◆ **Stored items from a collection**
*****

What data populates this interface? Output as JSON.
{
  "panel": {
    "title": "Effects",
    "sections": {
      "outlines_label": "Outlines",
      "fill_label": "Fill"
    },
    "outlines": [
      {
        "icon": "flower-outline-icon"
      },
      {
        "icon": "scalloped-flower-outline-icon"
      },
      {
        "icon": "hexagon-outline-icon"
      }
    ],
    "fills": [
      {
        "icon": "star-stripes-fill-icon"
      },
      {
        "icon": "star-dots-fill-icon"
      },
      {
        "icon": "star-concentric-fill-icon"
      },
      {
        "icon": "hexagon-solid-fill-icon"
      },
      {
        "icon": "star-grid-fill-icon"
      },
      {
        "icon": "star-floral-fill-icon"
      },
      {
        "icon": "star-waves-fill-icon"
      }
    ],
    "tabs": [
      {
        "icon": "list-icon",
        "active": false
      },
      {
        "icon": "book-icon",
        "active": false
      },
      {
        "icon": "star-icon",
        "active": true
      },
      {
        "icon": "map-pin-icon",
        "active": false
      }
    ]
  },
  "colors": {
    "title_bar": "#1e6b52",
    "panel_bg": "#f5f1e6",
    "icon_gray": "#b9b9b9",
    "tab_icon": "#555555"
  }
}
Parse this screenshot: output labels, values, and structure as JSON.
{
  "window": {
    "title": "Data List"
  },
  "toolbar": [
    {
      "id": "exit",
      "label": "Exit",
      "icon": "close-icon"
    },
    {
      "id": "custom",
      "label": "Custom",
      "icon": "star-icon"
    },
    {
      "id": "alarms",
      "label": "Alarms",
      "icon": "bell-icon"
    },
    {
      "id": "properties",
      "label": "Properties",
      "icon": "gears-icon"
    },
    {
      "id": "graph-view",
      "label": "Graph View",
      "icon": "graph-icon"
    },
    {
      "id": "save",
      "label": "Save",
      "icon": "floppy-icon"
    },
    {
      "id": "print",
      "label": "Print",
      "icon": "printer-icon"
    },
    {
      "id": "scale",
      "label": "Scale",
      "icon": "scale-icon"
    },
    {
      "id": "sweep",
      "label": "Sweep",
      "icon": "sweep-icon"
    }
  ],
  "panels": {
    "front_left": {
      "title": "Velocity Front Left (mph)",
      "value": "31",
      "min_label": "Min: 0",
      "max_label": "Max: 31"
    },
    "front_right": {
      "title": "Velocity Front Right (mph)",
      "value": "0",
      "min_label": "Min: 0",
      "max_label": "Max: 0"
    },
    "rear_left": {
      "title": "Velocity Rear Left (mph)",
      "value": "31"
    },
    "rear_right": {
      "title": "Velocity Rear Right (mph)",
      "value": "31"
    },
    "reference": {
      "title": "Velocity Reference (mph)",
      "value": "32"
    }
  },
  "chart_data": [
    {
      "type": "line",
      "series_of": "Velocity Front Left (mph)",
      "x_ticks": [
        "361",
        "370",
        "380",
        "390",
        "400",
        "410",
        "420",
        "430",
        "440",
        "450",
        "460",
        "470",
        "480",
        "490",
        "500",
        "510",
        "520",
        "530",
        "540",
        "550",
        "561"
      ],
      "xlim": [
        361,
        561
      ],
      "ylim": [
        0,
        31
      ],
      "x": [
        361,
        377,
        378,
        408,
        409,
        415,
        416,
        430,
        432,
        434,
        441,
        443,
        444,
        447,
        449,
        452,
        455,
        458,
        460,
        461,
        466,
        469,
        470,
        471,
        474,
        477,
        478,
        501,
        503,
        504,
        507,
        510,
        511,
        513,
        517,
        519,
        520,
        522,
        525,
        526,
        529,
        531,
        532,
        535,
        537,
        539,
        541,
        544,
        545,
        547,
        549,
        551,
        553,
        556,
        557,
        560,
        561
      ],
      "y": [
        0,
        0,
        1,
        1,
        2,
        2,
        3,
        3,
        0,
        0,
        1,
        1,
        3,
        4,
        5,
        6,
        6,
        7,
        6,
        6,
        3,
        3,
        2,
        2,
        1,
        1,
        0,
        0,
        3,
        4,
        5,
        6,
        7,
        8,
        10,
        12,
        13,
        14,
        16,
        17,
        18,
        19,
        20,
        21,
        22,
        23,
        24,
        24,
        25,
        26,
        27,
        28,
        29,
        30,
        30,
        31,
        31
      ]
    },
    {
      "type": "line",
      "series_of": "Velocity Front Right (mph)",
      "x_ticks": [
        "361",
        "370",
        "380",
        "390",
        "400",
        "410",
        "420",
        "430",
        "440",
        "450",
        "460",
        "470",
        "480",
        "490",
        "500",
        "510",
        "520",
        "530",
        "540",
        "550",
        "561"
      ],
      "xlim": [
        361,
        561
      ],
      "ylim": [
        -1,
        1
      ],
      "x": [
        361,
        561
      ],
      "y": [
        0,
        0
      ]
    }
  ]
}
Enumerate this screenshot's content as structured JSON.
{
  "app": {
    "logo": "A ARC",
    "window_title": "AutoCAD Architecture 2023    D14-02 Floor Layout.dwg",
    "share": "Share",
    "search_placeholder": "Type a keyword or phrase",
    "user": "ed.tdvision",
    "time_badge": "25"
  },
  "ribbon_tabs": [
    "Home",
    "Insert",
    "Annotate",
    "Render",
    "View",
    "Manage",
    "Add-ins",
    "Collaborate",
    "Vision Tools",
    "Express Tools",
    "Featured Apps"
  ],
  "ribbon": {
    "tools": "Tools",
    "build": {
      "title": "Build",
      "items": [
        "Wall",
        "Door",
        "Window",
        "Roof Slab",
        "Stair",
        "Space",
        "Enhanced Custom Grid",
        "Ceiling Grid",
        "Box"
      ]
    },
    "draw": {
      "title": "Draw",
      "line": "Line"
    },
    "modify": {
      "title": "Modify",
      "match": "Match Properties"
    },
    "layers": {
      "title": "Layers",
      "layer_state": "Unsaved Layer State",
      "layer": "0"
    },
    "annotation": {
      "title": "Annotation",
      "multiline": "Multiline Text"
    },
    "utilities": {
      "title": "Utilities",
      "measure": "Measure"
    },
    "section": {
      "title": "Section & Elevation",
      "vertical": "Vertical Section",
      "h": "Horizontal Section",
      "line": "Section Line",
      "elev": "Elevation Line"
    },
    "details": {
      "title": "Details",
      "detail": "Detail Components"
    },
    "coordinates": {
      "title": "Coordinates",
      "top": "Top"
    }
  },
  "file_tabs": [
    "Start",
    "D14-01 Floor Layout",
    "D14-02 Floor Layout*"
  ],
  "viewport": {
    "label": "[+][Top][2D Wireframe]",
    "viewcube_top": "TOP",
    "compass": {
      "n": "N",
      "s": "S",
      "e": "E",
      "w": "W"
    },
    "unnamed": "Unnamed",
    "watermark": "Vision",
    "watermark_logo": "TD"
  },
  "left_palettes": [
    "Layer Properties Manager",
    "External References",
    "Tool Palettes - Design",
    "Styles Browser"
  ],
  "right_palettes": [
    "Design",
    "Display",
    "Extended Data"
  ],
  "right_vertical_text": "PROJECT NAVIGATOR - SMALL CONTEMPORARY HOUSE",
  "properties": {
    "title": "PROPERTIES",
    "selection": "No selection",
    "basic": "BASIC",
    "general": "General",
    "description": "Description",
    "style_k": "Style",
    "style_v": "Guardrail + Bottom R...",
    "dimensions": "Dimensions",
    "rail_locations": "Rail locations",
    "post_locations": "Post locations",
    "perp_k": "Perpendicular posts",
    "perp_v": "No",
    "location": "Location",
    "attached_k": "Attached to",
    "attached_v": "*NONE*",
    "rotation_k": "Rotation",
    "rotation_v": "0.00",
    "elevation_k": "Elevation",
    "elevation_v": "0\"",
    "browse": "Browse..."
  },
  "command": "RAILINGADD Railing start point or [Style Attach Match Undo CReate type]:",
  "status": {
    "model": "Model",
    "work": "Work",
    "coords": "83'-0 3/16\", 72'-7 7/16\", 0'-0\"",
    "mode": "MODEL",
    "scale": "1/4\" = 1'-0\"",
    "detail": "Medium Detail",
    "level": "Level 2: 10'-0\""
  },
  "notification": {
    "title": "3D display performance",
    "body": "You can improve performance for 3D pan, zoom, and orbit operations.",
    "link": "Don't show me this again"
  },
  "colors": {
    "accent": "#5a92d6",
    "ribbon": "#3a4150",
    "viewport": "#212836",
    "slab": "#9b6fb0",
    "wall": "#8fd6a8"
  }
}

*****

◆ **BRIEF**
Copy each line of the listing that contains the string "Match".

◆ **EXERCISE ANSWER**
      "match": "Match Properties"
  "command": "RAILINGADD Railing start point or [Style Attach Match Undo CReate type]:",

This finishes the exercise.